**PROBLEM REQUIREMENTS**
Pull out every line of the listing below where "true" appears.

**LISTED RECORDS**
━━━━━━

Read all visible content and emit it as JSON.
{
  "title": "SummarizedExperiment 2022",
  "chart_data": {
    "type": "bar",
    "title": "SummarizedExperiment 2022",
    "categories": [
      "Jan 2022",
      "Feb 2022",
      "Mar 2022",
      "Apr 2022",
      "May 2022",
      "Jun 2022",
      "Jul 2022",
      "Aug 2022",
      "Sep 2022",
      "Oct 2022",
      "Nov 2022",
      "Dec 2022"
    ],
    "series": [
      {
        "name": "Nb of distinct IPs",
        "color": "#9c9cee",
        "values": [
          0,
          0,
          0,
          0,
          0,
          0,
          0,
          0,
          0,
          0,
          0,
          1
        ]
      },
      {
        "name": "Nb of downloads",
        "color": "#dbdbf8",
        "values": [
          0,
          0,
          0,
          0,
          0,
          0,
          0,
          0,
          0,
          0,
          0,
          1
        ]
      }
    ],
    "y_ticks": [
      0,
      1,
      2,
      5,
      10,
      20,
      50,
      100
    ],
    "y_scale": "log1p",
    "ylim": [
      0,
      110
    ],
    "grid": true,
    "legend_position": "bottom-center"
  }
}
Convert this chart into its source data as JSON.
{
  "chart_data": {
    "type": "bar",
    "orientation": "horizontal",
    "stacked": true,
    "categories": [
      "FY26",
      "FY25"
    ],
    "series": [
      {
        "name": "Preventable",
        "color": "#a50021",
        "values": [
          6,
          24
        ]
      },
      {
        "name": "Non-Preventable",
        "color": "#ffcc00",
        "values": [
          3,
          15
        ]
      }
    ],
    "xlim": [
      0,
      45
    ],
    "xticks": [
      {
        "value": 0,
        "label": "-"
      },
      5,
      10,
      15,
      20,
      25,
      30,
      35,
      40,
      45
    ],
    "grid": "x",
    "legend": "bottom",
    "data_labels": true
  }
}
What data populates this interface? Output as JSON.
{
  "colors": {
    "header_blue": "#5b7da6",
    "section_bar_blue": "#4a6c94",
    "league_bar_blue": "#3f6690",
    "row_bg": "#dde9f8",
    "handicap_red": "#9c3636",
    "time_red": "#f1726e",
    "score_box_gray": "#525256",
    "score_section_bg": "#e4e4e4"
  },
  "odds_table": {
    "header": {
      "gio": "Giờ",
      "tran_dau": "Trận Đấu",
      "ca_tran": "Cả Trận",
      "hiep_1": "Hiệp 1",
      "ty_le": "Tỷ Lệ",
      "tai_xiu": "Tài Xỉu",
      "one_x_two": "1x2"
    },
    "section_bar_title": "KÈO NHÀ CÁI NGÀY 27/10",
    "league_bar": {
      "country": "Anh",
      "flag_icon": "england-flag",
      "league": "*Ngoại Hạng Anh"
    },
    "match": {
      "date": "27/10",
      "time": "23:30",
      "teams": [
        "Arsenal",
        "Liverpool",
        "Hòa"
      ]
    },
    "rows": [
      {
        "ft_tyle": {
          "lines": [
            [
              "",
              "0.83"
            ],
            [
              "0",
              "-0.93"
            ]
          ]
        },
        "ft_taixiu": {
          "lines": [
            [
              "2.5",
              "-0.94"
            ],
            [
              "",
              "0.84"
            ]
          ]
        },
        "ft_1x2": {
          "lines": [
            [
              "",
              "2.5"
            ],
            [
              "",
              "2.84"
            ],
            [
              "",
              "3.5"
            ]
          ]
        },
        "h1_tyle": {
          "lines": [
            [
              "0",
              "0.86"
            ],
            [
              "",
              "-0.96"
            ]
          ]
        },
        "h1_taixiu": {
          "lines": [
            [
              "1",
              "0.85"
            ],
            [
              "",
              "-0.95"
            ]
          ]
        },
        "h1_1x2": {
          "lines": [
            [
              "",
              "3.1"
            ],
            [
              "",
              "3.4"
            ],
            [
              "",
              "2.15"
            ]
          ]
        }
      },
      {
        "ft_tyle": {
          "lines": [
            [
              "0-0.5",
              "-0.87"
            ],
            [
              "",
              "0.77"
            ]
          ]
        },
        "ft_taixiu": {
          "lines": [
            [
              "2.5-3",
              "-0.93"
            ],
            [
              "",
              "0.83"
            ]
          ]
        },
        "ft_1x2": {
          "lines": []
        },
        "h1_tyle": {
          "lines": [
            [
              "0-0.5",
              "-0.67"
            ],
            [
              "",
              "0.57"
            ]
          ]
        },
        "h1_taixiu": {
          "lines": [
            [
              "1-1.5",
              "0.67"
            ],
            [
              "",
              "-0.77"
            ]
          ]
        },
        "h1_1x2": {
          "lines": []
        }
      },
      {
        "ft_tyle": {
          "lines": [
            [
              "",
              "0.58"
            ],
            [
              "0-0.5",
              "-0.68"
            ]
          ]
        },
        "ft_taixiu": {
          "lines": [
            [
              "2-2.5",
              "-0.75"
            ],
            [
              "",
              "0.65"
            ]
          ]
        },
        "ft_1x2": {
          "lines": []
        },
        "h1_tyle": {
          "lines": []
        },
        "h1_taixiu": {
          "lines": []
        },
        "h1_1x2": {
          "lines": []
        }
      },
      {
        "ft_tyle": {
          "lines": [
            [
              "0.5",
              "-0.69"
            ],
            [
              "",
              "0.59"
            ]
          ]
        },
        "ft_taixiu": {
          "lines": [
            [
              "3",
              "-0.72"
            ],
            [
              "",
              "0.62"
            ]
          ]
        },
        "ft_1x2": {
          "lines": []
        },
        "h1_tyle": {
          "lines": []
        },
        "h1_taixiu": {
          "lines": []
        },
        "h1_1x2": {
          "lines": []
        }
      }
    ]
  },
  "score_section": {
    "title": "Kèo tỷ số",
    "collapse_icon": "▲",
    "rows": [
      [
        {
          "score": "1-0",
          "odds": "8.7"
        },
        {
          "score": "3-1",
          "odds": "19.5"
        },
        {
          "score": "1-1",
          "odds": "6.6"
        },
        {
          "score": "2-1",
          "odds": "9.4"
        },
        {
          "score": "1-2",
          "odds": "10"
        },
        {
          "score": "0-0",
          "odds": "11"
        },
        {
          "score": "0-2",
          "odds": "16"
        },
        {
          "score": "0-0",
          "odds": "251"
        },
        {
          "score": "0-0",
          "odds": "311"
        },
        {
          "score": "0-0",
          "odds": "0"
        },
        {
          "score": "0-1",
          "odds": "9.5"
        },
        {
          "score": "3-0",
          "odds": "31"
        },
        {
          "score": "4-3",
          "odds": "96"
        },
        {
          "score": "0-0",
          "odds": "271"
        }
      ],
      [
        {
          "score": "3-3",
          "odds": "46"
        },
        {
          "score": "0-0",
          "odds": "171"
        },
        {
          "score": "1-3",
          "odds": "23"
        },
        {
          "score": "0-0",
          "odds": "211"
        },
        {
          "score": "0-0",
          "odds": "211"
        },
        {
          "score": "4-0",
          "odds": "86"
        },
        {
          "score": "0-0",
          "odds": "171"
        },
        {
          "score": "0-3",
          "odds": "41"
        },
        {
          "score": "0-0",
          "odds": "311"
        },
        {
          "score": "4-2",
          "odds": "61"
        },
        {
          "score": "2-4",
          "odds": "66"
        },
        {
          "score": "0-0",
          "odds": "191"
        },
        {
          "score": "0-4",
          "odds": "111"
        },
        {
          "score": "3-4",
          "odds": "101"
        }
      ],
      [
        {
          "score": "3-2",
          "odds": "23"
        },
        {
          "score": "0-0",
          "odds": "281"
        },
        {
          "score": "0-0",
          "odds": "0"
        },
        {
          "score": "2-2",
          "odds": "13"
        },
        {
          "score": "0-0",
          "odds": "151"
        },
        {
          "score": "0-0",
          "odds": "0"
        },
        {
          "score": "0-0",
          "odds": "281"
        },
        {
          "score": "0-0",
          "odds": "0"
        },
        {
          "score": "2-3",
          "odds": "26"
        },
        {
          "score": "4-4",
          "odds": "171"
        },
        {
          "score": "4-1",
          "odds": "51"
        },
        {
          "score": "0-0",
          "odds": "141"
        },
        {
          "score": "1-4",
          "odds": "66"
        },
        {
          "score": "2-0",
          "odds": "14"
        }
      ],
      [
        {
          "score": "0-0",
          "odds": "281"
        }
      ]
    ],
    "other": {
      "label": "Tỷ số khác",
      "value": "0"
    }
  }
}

━━━━━━

**EXPECTED ANSWER**
    "grid": true,
    "stacked": true,
    "data_labels": true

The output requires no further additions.